:: Complete the following ::
[1] Give every distinct span of time, in months or weeks, that the adherence prediction passage mentions.
[2] Using the adherence prediction passage, decide whether each statement agrees with it: (a) The k-means clustering was run for three rounds. (b) The C5.0 model reached an accuracy of 80%. (c) Average medical costs per visit was the only important predictor variable for adherence in the end. Answer yes or no for each, and quote the words that decide it.
[3] Swap "free drugs" for "free medication" and write out the stretch of the adherence prediction passage from "The obtained adherence" through "methods previously used.".

:: Excerpted passage ::
----

In the adherence prediction model experiment, k-means clustering analysis was employed for three rounds of clustering on 16,440 valid data elements to obtain a good clustering model and to achieve normal data distribution, since the variables were not normally distributed, and exhibited a positively skewed distribution. In the first and second rounds, the data of the patients who did not undergo consultation for more than 24 and 8 months were removed, respectively. In the third round, the model achieved the best clustering quality of 0.8, and the patients were divided into five categories, based on the timing of their last consultation. Since the frequency at which the AIDS patients collect their medicine from the designated hospital is once every 3 months, the patients were classified as well adherent if their consultation was within the last 3 months, and poorly adherent otherwise. Two important predictor variables were obtained: the recent consultation month and average medical costs per visit. The C5.0 algorithm was used for the model construction and validation, and the accuracy was 100%. Finally, the only important predictor variable for adherence was the “recent consultation month” represented by R, and the node of the adherence prediction model was “R ≤ 3;R > 3”.

The obtained adherence predictor variable was reliable, which once again validates the rationality of providing free drugs to AIDS patients in the study unit once every 3 months during follow-up consultations, instead of the other used options of 2 weeks or 1 month. This variable can be used as an important predictive marker for adherence to guide the patients towards increasing their adherence. It is simpler and has better operability compared with the methods previously used.

----

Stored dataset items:
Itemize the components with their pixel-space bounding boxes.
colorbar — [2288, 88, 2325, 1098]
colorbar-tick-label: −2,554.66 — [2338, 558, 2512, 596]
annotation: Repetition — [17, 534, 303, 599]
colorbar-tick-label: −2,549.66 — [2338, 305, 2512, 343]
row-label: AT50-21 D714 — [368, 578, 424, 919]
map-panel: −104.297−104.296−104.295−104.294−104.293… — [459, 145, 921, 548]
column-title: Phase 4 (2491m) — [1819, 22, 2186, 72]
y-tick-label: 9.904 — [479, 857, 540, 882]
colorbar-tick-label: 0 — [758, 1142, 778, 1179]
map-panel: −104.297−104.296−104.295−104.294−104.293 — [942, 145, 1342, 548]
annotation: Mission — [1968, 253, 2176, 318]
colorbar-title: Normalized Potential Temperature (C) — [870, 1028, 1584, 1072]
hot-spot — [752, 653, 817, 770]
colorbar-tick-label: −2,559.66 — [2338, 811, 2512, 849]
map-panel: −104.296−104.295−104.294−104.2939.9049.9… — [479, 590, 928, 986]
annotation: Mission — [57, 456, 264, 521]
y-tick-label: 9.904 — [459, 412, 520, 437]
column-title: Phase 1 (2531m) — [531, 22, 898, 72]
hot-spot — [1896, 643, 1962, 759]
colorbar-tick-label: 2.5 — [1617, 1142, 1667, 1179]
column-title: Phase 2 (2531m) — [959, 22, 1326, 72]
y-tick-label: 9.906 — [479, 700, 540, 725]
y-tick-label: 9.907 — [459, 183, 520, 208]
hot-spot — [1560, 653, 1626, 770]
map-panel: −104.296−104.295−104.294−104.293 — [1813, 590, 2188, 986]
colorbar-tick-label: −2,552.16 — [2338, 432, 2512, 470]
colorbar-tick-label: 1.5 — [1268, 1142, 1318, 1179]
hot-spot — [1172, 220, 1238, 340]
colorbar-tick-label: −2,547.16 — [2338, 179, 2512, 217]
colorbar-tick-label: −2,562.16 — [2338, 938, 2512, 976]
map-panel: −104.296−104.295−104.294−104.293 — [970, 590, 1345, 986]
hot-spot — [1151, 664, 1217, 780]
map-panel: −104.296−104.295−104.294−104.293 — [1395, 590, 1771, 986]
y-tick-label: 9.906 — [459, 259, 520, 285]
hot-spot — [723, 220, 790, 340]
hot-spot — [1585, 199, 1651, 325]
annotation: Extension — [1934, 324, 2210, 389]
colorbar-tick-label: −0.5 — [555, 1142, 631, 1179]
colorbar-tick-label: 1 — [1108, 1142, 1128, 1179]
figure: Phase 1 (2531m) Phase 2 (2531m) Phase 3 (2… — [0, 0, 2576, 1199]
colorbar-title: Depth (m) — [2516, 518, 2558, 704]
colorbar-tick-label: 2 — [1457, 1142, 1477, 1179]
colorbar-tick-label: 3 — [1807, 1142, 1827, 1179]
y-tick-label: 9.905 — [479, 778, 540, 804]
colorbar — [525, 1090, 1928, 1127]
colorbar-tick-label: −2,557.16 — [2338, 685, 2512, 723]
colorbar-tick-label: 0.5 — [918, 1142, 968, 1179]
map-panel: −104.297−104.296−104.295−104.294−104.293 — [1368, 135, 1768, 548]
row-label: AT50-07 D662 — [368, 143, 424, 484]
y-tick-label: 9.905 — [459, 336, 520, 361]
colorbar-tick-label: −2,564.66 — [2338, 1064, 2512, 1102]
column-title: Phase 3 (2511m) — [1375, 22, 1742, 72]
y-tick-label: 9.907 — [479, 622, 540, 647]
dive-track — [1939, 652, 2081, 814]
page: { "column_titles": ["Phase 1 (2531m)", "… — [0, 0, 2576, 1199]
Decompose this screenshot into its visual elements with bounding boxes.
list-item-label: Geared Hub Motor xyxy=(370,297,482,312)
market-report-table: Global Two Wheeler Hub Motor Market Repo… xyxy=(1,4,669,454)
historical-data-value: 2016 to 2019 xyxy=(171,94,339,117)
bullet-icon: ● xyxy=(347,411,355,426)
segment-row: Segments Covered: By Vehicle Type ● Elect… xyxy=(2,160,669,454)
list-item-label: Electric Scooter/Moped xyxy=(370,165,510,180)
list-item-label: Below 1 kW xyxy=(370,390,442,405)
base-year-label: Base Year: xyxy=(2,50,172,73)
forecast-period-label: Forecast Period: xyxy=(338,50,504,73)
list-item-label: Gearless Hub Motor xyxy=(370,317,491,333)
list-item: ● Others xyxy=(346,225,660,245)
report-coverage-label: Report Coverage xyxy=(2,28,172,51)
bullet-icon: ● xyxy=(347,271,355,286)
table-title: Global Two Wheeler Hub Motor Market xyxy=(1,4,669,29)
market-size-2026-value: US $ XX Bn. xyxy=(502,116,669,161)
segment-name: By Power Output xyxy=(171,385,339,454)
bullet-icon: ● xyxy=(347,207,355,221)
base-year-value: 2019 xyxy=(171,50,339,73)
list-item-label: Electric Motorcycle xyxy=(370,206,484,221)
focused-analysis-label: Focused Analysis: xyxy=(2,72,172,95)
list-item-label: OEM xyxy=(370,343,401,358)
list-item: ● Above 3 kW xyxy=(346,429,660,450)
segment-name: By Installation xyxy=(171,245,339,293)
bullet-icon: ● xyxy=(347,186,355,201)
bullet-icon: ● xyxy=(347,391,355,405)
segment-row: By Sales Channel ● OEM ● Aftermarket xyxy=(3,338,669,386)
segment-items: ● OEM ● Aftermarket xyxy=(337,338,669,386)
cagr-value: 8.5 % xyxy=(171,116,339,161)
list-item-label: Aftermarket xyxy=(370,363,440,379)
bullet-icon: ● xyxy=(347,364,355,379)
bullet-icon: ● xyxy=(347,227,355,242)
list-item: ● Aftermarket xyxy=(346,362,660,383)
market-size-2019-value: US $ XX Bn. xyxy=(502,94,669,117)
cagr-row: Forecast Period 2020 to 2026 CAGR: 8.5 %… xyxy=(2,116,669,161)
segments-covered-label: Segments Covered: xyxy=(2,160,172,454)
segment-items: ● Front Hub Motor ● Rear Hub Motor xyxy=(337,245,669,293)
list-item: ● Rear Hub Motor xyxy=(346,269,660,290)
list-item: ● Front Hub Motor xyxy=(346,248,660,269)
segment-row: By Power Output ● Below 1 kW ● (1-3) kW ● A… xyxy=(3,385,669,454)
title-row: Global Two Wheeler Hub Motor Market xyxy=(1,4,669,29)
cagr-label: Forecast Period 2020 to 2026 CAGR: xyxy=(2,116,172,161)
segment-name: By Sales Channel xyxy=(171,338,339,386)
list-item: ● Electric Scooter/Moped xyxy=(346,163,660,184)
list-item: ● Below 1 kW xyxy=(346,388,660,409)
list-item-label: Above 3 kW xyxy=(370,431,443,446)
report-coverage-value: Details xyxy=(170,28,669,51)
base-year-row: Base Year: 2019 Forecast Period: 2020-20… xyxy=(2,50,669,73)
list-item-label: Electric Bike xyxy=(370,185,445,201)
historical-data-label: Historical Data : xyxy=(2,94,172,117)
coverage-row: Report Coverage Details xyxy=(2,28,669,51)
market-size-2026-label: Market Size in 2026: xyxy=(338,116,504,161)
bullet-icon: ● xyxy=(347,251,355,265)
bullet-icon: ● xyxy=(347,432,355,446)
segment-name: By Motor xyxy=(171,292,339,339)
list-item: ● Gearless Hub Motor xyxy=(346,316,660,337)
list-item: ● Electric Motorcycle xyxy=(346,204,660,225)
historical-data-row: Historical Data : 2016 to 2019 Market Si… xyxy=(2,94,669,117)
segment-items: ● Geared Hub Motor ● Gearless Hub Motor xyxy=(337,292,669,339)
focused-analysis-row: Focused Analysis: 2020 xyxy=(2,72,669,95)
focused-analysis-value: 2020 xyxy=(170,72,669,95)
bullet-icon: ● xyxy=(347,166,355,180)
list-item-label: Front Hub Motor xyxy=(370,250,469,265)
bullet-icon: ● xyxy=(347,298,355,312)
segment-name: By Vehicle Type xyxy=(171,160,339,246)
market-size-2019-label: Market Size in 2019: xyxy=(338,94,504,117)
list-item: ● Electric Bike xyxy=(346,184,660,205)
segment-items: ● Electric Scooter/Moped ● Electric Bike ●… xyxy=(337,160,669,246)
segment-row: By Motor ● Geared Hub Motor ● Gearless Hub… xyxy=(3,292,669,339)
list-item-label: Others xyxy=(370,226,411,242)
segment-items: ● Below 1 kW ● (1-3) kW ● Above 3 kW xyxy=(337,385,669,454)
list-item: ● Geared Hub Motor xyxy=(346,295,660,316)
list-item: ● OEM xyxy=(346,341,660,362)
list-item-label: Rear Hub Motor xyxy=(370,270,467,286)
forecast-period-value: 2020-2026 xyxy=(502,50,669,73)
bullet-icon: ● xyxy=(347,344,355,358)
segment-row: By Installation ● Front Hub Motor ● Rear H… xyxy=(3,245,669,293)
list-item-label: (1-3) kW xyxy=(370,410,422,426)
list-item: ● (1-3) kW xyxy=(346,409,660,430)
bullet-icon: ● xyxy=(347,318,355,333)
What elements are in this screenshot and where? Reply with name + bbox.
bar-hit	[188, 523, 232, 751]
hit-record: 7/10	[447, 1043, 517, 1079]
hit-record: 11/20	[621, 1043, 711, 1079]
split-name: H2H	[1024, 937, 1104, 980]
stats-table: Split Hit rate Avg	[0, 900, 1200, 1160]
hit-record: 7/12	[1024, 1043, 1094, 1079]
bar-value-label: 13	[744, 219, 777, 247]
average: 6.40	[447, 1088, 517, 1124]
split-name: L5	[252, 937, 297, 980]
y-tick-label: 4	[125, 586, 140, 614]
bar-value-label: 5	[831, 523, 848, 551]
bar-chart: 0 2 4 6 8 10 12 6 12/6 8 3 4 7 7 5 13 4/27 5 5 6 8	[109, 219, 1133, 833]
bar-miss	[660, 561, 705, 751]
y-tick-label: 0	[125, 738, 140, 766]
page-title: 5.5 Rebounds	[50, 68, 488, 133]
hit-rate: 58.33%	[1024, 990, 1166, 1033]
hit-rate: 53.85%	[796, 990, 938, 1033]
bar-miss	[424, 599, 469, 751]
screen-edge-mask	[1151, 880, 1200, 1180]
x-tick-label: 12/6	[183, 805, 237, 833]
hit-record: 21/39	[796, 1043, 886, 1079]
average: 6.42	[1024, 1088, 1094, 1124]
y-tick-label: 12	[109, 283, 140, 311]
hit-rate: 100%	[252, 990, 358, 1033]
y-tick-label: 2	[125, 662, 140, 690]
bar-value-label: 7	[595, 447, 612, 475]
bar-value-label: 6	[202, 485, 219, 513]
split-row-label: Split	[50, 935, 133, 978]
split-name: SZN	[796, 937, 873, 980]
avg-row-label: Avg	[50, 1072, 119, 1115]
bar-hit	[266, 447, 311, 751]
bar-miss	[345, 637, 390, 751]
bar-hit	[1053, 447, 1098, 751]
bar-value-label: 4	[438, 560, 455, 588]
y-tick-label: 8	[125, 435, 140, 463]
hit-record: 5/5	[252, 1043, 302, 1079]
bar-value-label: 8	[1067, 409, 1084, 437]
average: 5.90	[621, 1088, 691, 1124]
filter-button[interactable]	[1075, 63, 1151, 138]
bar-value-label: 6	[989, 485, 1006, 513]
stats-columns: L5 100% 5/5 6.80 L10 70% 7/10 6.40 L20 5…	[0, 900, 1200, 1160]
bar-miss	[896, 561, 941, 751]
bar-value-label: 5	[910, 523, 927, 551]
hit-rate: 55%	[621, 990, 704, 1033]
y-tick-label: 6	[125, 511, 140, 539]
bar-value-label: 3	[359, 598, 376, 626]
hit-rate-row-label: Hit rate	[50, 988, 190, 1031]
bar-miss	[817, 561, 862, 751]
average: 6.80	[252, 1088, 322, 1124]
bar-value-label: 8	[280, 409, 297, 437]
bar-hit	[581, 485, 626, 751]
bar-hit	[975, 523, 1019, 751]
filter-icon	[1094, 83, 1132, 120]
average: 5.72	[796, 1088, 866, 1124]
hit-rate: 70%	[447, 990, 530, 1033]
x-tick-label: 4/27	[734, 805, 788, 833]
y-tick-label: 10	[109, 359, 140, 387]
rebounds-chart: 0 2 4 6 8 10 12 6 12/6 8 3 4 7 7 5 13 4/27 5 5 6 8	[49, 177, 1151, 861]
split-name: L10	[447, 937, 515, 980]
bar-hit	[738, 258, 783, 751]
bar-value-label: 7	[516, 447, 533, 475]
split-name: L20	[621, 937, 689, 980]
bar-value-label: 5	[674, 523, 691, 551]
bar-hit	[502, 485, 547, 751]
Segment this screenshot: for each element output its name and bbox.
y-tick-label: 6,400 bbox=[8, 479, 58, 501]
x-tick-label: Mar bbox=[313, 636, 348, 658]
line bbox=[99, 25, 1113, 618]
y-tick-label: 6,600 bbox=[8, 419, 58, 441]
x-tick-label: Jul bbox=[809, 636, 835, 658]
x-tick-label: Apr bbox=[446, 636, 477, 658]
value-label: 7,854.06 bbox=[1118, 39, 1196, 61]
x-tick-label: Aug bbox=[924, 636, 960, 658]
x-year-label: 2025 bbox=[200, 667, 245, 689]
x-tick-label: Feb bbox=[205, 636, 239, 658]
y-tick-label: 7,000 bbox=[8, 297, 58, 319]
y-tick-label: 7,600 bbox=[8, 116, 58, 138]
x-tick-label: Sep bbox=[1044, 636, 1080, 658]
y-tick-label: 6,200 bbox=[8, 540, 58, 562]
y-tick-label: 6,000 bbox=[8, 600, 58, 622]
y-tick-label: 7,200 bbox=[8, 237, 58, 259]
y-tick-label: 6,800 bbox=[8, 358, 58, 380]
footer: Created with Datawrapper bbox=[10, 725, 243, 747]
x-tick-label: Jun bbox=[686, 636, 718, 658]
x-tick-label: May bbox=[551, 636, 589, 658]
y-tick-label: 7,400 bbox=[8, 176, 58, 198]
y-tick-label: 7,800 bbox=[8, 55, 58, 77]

----

:: Solutions per task ::
[1] 24 months, 8 months, 3 months, 2 weeks, 1 month

[2]
(a) Yes: "k-means clustering analysis was employed for three rounds of clustering"
(b) No: "the accuracy was 100%"
(c) No: "the only important predictor variable for adherence was the “recent consultation month” represented by R"

[3]
The obtained adherence predictor variable was reliable, which once again validates the rationality of providing free medication to AIDS patients in the study unit once every 3 months during follow-up consultations, instead of the other used options of 2 weeks or 1 month. This variable can be used as an important predictive marker for adherence to guide the patients towards increasing their adherence. It is simpler and has better operability compared with the methods previously used.